INSTRUCTIONS FOR THE TASK: Search the material and gather each line with "hypothèse" in it.

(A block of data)

* Start *

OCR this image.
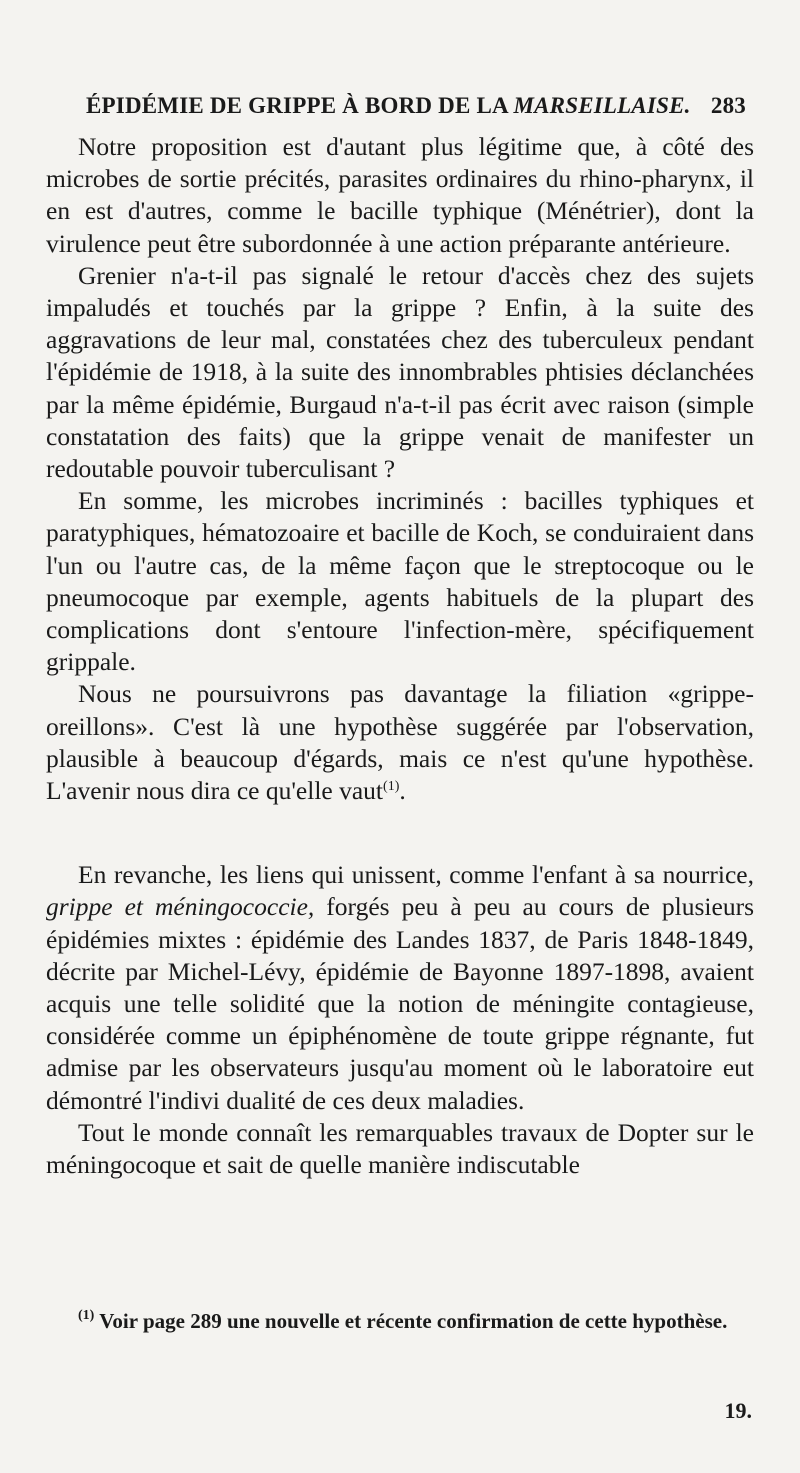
ÉPIDÉMIE DE GRIPPE À BORD DE LA MARSEILLAISE. 283

Notre proposition est d'autant plus légitime que, à côté des microbes de sortie précités, parasites ordinaires du rhino-pharynx, il en est d'autres, comme le bacille typhique (Ménétrier), dont la virulence peut être subordonnée à une action préparante antérieure.

Grenier n'a-t-il pas signalé le retour d'accès chez des sujets impaludés et touchés par la grippe ? Enfin, à la suite des aggravations de leur mal, constatées chez des tuberculeux pendant l'épidémie de 1918, à la suite des innombrables phtisies déclanchées par la même épidémie, Burgaud n'a-t-il pas écrit avec raison (simple constatation des faits) que la grippe venait de manifester un redoutable pouvoir tuberculisant ?

En somme, les microbes incriminés : bacilles typhiques et paratyphiques, hématozoaire et bacille de Koch, se conduiraient dans l'un ou l'autre cas, de la même façon que le streptocoque ou le pneumocoque par exemple, agents habituels de la plupart des complications dont s'entoure l'infection-mère, spécifiquement grippale.

Nous ne poursuivrons pas davantage la filiation «grippe-oreillons». C'est là une hypothèse suggérée par l'observation, plausible à beaucoup d'égards, mais ce n'est qu'une hypothèse. L'avenir nous dira ce qu'elle vaut$^{(1)}$.

En revanche, les liens qui unissent, comme l'enfant à sa nourrice, grippe et méningococcie, forgés peu à peu au cours de plusieurs épidémies mixtes : épidémie des Landes 1837, de Paris 1848-1849, décrite par Michel-Lévy, épidémie de Bayonne 1897-1898, avaient acquis une telle solidité que la notion de méningite contagieuse, considérée comme un épiphénomène de toute grippe régnante, fut admise par les observateurs jusqu'au moment où le laboratoire eut démontré l'indivi dualité de ces deux maladies.

Tout le monde connaît les remarquables travaux de Dopter sur le méningocoque et sait de quelle manière indiscutable

$^{(1)}$ Voir page 289 une nouvelle et récente confirmation de cette hypothèse.

19.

* End *

WRITTEN SOLUTION:
Nous ne poursuivrons pas davantage la filiation «grippe-oreillons». C'est là une hypothèse suggérée par l'observation, plausible à beaucoup d'égards, mais ce n'est qu'une hypothèse. L'avenir nous dira ce qu'elle vaut$^{(1)}$.
$^{(1)}$ Voir page 289 une nouvelle et récente confirmation de cette hypothèse.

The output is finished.